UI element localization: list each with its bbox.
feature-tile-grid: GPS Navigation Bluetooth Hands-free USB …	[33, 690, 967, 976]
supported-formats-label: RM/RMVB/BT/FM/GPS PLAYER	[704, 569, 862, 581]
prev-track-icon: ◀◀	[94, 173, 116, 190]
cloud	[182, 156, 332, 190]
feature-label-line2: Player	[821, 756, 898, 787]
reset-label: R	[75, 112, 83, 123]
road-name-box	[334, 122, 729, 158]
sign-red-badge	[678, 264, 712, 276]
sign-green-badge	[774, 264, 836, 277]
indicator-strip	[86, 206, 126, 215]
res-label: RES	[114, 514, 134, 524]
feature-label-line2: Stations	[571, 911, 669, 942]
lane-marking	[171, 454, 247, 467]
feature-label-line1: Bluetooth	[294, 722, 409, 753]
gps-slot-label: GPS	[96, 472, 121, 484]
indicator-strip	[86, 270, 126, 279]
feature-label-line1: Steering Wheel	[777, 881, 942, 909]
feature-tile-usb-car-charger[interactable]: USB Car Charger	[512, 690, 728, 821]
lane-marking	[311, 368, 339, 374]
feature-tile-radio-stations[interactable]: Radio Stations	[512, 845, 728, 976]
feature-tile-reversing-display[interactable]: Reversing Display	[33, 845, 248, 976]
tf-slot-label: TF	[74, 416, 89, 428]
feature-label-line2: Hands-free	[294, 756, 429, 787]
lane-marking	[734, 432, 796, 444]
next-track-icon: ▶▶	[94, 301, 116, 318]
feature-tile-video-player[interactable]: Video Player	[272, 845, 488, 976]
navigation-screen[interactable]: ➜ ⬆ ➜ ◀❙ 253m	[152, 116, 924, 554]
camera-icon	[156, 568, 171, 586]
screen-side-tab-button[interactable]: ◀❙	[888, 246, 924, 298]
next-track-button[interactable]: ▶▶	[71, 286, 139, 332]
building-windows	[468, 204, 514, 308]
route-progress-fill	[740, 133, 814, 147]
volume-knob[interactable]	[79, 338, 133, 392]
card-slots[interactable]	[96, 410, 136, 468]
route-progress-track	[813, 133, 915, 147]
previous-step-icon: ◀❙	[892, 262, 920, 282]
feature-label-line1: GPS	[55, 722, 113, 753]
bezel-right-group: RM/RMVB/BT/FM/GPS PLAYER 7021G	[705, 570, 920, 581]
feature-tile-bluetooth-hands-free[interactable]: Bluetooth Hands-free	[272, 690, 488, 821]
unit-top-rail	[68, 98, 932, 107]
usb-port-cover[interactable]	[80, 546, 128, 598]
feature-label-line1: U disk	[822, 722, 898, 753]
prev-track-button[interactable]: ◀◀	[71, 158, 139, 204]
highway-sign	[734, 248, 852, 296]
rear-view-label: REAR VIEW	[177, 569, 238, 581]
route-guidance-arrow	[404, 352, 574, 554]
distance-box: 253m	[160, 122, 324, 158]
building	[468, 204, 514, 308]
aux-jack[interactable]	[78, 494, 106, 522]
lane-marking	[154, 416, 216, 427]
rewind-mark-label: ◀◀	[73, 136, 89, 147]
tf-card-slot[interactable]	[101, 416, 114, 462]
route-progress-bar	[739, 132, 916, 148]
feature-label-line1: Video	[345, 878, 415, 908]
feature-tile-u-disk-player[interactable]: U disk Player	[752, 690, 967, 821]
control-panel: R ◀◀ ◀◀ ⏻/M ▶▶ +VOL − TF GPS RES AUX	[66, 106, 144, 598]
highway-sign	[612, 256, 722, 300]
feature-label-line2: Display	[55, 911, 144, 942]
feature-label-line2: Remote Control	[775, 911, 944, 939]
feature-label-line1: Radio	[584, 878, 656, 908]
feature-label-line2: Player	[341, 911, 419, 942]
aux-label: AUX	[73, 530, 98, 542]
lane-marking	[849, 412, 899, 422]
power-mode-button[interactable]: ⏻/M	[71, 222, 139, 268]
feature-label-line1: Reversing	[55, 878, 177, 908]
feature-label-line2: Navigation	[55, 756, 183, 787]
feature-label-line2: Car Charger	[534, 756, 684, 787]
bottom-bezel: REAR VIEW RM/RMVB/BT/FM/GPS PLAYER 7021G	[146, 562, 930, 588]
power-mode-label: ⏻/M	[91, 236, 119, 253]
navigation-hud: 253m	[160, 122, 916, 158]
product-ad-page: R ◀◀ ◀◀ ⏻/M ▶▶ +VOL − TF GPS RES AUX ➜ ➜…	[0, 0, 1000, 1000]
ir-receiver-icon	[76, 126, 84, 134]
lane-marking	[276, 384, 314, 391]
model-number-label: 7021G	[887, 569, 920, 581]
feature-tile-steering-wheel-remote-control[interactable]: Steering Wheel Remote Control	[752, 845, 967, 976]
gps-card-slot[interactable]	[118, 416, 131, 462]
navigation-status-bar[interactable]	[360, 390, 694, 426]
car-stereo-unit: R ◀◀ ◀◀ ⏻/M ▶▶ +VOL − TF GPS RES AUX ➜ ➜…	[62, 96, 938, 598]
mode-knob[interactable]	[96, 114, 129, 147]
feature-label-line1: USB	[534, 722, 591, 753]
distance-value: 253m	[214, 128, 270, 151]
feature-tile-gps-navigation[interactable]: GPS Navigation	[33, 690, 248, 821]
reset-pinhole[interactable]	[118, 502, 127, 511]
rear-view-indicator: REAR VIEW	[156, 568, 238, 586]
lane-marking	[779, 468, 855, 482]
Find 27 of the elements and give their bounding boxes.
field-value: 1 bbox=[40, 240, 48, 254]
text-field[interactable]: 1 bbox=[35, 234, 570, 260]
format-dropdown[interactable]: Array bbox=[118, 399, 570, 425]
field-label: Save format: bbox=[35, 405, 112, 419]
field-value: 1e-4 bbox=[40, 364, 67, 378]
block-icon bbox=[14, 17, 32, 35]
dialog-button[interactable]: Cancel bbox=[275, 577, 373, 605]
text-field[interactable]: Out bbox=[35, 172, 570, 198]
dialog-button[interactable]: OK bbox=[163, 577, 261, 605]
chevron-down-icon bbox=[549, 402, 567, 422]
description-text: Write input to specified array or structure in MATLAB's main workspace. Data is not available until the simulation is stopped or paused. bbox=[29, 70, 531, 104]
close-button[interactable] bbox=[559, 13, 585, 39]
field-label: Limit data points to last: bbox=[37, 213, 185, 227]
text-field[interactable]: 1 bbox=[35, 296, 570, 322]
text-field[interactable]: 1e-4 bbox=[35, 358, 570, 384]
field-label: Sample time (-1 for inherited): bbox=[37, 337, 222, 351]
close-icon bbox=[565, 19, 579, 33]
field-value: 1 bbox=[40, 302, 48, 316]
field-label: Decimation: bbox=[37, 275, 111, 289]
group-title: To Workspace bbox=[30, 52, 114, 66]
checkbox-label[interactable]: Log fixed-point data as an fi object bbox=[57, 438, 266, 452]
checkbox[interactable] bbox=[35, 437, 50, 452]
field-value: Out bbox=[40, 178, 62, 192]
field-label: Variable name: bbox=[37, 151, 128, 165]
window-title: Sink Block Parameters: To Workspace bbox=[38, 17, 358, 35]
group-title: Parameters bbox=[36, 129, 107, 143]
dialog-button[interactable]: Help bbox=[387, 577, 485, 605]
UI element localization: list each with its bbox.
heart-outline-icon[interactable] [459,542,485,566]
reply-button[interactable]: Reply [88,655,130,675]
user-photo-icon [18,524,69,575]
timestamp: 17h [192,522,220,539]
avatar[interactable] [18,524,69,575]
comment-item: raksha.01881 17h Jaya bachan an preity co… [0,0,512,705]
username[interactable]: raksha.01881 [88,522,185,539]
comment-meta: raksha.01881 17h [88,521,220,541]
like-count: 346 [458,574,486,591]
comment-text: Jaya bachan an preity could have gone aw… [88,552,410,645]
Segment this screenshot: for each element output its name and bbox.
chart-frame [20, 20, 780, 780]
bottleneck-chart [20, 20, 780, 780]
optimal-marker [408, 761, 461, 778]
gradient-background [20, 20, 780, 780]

Instruction:
Could you format the listing, from its first line through the line containing "122, 729, 158]" (inclusive), as a numbered list with any blank lines left out?

Task solution:
1. UI element localization: list each with its bbox.
2. feature-tile-grid: GPS Navigation Bluetooth Hands-free USB …	[33, 690, 967, 976]
3. supported-formats-label: RM/RMVB/BT/FM/GPS PLAYER	[704, 569, 862, 581]
4. prev-track-icon: ◀◀	[94, 173, 116, 190]
5. cloud	[182, 156, 332, 190]
6. feature-label-line2: Player	[821, 756, 898, 787]
7. reset-label: R	[75, 112, 83, 123]
8. road-name-box	[334, 122, 729, 158]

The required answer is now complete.